Start
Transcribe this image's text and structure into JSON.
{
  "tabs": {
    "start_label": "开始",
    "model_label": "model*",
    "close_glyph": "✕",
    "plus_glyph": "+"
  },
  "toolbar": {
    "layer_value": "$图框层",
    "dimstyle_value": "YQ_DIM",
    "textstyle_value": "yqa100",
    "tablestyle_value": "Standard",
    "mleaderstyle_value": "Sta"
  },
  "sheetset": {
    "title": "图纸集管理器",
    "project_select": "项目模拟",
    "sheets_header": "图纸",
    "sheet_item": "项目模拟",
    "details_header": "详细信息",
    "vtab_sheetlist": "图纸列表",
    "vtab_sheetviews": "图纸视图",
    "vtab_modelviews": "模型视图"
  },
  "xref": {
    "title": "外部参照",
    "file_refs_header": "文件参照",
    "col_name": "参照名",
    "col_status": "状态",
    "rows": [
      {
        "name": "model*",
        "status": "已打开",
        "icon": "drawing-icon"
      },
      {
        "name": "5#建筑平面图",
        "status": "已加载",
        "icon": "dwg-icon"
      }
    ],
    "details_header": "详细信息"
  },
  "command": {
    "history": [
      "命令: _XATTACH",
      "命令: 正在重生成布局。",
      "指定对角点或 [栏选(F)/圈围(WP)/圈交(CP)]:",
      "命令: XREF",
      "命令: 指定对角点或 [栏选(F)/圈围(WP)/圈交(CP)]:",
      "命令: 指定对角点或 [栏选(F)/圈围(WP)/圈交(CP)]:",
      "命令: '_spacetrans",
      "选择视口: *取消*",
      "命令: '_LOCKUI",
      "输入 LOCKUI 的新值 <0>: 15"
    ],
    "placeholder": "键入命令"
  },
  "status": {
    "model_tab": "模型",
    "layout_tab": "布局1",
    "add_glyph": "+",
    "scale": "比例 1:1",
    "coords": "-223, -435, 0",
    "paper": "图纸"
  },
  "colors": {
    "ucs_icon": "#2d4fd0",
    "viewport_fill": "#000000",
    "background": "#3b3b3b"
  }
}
End
Copy, from the material, each line that holds the string "详细信息".

▶ **RESPONSE FOR THIS EXERCISE**
    "details_header": "详细信息",
    "details_header": "详细信息"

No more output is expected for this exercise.